(Records)

%%

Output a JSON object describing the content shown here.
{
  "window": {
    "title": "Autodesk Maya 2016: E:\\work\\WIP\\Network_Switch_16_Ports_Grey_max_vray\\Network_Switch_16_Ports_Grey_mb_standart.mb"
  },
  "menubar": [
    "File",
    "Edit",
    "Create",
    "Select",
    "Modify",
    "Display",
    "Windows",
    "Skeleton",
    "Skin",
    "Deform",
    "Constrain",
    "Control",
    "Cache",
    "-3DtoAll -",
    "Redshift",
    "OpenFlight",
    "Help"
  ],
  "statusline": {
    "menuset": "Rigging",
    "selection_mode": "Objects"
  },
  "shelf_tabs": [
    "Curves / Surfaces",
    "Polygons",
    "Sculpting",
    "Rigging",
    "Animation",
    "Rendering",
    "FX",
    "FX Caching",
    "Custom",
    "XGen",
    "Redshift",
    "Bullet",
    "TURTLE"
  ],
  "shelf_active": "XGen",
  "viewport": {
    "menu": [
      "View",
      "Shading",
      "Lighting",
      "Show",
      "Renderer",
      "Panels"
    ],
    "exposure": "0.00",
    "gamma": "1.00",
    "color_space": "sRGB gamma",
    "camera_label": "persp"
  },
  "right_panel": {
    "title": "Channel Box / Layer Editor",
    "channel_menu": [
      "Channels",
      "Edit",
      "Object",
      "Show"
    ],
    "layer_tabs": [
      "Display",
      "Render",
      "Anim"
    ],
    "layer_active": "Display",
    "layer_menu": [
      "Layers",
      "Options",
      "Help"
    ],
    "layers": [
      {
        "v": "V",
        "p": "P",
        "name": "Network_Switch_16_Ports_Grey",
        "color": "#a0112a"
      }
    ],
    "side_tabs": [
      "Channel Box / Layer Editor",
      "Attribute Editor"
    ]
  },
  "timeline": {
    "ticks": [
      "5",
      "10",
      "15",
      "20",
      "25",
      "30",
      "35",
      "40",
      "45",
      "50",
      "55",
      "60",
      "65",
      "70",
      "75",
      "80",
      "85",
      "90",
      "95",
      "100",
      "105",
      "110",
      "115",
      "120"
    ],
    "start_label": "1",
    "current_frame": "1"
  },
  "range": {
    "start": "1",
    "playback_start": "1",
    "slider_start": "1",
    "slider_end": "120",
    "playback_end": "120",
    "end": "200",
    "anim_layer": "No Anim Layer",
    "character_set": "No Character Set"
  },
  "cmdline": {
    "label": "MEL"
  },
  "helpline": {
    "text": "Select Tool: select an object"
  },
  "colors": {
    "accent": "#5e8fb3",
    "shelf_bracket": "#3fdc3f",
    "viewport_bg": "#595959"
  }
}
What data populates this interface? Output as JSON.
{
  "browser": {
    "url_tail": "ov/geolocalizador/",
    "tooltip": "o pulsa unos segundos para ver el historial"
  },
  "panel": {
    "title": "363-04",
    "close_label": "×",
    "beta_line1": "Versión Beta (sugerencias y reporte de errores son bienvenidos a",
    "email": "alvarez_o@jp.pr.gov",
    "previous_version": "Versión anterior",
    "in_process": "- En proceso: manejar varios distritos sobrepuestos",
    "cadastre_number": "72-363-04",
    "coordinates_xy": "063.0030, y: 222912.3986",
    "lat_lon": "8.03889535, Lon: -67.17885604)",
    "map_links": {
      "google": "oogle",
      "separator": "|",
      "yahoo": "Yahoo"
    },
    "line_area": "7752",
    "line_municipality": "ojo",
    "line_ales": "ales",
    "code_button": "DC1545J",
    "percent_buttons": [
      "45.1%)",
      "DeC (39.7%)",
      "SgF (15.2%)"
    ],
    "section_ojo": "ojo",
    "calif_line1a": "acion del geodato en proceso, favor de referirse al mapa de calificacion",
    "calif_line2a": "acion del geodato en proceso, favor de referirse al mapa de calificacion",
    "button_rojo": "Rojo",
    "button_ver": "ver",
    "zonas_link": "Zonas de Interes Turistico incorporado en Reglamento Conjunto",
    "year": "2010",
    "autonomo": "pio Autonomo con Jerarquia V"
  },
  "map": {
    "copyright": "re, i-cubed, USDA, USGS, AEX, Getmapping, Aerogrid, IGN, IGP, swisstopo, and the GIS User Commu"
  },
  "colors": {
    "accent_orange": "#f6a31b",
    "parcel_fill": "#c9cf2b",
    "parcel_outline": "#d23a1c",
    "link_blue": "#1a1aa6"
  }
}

%%

• Set task: Type out the full listing again, exactly as given.

• Response for this exercise:
Output a JSON object describing the content shown here.
{
  "window": {
    "title": "Autodesk Maya 2016: E:\\work\\WIP\\Network_Switch_16_Ports_Grey_max_vray\\Network_Switch_16_Ports_Grey_mb_standart.mb"
  },
  "menubar": [
    "File",
    "Edit",
    "Create",
    "Select",
    "Modify",
    "Display",
    "Windows",
    "Skeleton",
    "Skin",
    "Deform",
    "Constrain",
    "Control",
    "Cache",
    "-3DtoAll -",
    "Redshift",
    "OpenFlight",
    "Help"
  ],
  "statusline": {
    "menuset": "Rigging",
    "selection_mode": "Objects"
  },
  "shelf_tabs": [
    "Curves / Surfaces",
    "Polygons",
    "Sculpting",
    "Rigging",
    "Animation",
    "Rendering",
    "FX",
    "FX Caching",
    "Custom",
    "XGen",
    "Redshift",
    "Bullet",
    "TURTLE"
  ],
  "shelf_active": "XGen",
  "viewport": {
    "menu": [
      "View",
      "Shading",
      "Lighting",
      "Show",
      "Renderer",
      "Panels"
    ],
    "exposure": "0.00",
    "gamma": "1.00",
    "color_space": "sRGB gamma",
    "camera_label": "persp"
  },
  "right_panel": {
    "title": "Channel Box / Layer Editor",
    "channel_menu": [
      "Channels",
      "Edit",
      "Object",
      "Show"
    ],
    "layer_tabs": [
      "Display",
      "Render",
      "Anim"
    ],
    "layer_active": "Display",
    "layer_menu": [
      "Layers",
      "Options",
      "Help"
    ],
    "layers": [
      {
        "v": "V",
        "p": "P",
        "name": "Network_Switch_16_Ports_Grey",
        "color": "#a0112a"
      }
    ],
    "side_tabs": [
      "Channel Box / Layer Editor",
      "Attribute Editor"
    ]
  },
  "timeline": {
    "ticks": [
      "5",
      "10",
      "15",
      "20",
      "25",
      "30",
      "35",
      "40",
      "45",
      "50",
      "55",
      "60",
      "65",
      "70",
      "75",
      "80",
      "85",
      "90",
      "95",
      "100",
      "105",
      "110",
      "115",
      "120"
    ],
    "start_label": "1",
    "current_frame": "1"
  },
  "range": {
    "start": "1",
    "playback_start": "1",
    "slider_start": "1",
    "slider_end": "120",
    "playback_end": "120",
    "end": "200",
    "anim_layer": "No Anim Layer",
    "character_set": "No Character Set"
  },
  "cmdline": {
    "label": "MEL"
  },
  "helpline": {
    "text": "Select Tool: select an object"
  },
  "colors": {
    "accent": "#5e8fb3",
    "shelf_bracket": "#3fdc3f",
    "viewport_bg": "#595959"
  }
}
What data populates this interface? Output as JSON.
{
  "browser": {
    "url_tail": "ov/geolocalizador/",
    "tooltip": "o pulsa unos segundos para ver el historial"
  },
  "panel": {
    "title": "363-04",
    "close_label": "×",
    "beta_line1": "Versión Beta (sugerencias y reporte de errores son bienvenidos a",
    "email": "alvarez_o@jp.pr.gov",
    "previous_version": "Versión anterior",
    "in_process": "- En proceso: manejar varios distritos sobrepuestos",
    "cadastre_number": "72-363-04",
    "coordinates_xy": "063.0030, y: 222912.3986",
    "lat_lon": "8.03889535, Lon: -67.17885604)",
    "map_links": {
      "google": "oogle",
      "separator": "|",
      "yahoo": "Yahoo"
    },
    "line_area": "7752",
    "line_municipality": "ojo",
    "line_ales": "ales",
    "code_button": "DC1545J",
    "percent_buttons": [
      "45.1%)",
      "DeC (39.7%)",
      "SgF (15.2%)"
    ],
    "section_ojo": "ojo",
    "calif_line1a": "acion del geodato en proceso, favor de referirse al mapa de calificacion",
    "calif_line2a": "acion del geodato en proceso, favor de referirse al mapa de calificacion",
    "button_rojo": "Rojo",
    "button_ver": "ver",
    "zonas_link": "Zonas de Interes Turistico incorporado en Reglamento Conjunto",
    "year": "2010",
    "autonomo": "pio Autonomo con Jerarquia V"
  },
  "map": {
    "copyright": "re, i-cubed, USDA, USGS, AEX, Getmapping, Aerogrid, IGN, IGP, swisstopo, and the GIS User Commu"
  },
  "colors": {
    "accent_orange": "#f6a31b",
    "parcel_fill": "#c9cf2b",
    "parcel_outline": "#d23a1c",
    "link_blue": "#1a1aa6"
  }
}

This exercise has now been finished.